-- The problem --
List every type of recalibration named in the passage on Italian pension reform, and give the meaning the passage assigns to each.

-- Selected passage --
★ ★ ★
Public pension spending to counter the risks associated with old age and widowhood represents about 60% of total social spending, Such a central role of pensions in the welfare budget has meant that the welfare reform process in Italy has largely focused on old-age protection. Pension reform has thus been a vital element in the overall push for: functional recalibration, that is, reducing the role of pension spending in the overall welfare state budget; distributive recalibration, that is, reducing the fragmentation of social rights across social and occupational groups; and institutional recalibration, that is, moving towards a multipillar model.
★ ★ ★
(Saved entries)

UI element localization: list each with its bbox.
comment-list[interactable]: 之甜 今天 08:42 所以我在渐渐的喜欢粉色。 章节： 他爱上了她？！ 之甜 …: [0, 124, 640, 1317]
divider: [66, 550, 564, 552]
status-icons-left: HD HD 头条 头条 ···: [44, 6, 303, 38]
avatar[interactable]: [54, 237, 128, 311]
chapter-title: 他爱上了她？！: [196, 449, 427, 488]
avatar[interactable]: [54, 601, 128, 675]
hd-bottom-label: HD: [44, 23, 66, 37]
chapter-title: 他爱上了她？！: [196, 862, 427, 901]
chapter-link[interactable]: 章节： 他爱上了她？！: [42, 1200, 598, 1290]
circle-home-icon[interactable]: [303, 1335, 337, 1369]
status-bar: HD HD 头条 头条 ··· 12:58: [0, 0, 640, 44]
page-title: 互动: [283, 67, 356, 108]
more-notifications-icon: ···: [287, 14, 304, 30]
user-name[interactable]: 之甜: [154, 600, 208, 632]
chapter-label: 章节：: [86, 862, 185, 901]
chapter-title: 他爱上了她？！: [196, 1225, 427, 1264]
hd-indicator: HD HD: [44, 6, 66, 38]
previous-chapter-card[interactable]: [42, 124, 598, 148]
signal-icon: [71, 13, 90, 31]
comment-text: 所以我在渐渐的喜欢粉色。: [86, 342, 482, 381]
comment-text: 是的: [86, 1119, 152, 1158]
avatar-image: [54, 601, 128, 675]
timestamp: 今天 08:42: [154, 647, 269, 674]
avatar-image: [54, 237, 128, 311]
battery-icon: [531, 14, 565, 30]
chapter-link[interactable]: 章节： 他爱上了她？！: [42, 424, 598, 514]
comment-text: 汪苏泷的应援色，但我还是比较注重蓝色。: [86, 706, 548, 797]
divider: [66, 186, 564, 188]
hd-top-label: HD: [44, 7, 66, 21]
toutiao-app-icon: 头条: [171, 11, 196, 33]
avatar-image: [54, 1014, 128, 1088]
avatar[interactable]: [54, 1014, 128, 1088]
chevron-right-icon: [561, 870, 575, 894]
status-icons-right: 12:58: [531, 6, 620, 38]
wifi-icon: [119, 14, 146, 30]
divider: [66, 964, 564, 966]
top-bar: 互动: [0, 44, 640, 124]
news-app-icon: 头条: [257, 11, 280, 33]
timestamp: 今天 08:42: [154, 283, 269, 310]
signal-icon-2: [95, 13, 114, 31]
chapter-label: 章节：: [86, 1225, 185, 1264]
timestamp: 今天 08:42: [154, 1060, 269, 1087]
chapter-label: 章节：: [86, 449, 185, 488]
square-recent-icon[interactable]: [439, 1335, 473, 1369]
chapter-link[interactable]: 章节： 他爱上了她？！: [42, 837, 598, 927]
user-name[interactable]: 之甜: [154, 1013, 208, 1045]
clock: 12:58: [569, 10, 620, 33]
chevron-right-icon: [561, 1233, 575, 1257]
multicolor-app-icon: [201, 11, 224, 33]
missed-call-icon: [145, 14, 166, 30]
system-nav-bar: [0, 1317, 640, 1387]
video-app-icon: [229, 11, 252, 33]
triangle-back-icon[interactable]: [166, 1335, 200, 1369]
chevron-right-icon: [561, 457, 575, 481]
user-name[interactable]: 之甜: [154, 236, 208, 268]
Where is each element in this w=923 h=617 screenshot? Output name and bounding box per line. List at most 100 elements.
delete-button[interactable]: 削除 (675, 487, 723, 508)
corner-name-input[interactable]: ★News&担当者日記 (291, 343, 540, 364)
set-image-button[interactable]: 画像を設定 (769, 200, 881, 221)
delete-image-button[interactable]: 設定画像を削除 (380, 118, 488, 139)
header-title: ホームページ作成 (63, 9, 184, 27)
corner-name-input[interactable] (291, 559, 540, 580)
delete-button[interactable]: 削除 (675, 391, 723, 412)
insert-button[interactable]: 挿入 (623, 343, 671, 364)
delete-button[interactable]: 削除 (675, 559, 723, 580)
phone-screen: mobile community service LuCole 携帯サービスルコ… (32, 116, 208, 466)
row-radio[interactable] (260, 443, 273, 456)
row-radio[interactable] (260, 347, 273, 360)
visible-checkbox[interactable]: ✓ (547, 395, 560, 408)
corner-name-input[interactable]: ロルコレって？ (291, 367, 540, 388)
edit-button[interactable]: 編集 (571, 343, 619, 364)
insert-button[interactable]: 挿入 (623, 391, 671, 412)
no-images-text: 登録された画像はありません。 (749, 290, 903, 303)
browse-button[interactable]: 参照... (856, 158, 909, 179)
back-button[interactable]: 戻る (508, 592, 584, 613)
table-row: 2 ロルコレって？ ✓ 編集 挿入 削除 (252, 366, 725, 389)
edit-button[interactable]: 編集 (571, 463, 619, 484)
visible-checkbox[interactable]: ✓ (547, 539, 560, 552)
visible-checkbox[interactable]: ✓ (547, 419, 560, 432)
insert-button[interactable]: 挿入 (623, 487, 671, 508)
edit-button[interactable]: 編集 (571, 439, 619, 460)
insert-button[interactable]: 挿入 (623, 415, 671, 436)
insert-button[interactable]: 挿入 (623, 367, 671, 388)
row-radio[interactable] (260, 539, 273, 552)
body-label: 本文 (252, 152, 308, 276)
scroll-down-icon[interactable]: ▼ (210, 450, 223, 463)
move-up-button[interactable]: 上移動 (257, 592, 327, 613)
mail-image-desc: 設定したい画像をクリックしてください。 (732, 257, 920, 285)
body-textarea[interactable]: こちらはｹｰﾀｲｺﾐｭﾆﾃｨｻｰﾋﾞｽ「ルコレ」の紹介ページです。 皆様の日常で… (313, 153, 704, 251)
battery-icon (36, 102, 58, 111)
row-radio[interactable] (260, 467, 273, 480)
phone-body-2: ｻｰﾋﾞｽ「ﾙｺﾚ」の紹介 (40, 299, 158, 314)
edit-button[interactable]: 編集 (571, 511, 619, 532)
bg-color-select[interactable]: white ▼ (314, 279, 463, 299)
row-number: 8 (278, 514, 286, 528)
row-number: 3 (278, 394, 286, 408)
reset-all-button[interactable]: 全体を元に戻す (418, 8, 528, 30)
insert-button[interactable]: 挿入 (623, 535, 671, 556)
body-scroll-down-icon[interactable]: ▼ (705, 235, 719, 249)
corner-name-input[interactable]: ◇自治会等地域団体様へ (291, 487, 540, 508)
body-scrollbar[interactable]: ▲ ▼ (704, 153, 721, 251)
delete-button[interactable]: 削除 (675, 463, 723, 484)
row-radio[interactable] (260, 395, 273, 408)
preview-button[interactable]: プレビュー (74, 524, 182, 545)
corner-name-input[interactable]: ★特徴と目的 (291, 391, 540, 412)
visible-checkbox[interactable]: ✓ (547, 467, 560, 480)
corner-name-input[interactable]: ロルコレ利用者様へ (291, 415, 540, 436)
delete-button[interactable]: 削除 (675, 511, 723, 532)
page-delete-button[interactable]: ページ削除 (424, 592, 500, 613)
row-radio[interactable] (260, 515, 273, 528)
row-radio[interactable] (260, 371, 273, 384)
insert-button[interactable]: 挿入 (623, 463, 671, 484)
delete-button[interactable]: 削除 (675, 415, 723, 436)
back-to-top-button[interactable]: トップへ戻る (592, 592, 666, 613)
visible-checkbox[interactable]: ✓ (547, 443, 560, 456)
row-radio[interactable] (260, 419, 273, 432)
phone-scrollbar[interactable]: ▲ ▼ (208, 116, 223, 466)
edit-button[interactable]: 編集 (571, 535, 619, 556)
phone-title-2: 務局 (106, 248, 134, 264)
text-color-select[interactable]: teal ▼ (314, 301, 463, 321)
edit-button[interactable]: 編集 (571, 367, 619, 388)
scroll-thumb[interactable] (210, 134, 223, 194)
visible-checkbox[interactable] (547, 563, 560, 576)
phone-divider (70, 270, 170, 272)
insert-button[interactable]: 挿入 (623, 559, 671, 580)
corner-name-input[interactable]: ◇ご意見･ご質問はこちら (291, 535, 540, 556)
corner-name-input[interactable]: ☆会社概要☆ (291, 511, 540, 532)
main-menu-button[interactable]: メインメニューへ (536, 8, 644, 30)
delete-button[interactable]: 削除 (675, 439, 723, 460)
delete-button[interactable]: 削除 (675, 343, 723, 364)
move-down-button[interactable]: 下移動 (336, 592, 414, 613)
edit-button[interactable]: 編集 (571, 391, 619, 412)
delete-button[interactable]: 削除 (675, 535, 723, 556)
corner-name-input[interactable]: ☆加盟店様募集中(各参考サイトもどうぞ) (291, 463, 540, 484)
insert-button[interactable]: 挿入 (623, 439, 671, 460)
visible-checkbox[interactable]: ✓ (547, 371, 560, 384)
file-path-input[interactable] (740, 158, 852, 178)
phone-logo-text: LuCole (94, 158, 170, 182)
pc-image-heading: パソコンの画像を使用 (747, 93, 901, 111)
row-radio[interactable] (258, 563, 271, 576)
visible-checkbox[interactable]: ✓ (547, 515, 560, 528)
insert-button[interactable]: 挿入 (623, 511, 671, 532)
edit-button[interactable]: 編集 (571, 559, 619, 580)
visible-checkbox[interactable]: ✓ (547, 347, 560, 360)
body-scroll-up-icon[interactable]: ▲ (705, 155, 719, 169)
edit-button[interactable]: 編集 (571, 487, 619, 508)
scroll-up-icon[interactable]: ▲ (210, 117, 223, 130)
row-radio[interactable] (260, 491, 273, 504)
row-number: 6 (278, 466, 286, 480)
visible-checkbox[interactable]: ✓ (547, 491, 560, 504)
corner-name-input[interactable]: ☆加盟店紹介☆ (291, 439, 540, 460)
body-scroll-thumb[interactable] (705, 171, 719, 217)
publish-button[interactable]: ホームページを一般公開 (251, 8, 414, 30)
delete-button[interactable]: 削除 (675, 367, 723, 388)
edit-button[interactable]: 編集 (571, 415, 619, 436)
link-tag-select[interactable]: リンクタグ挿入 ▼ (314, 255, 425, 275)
★ ★ ★
-- Result for this exercise --
- Functional recalibration: reducing the role of pension spending in the overall welfare state budget.
- Distributive recalibration: reducing the fragmentation of social rights across social and occupational groups.
- Institutional recalibration: moving towards a multipillar model.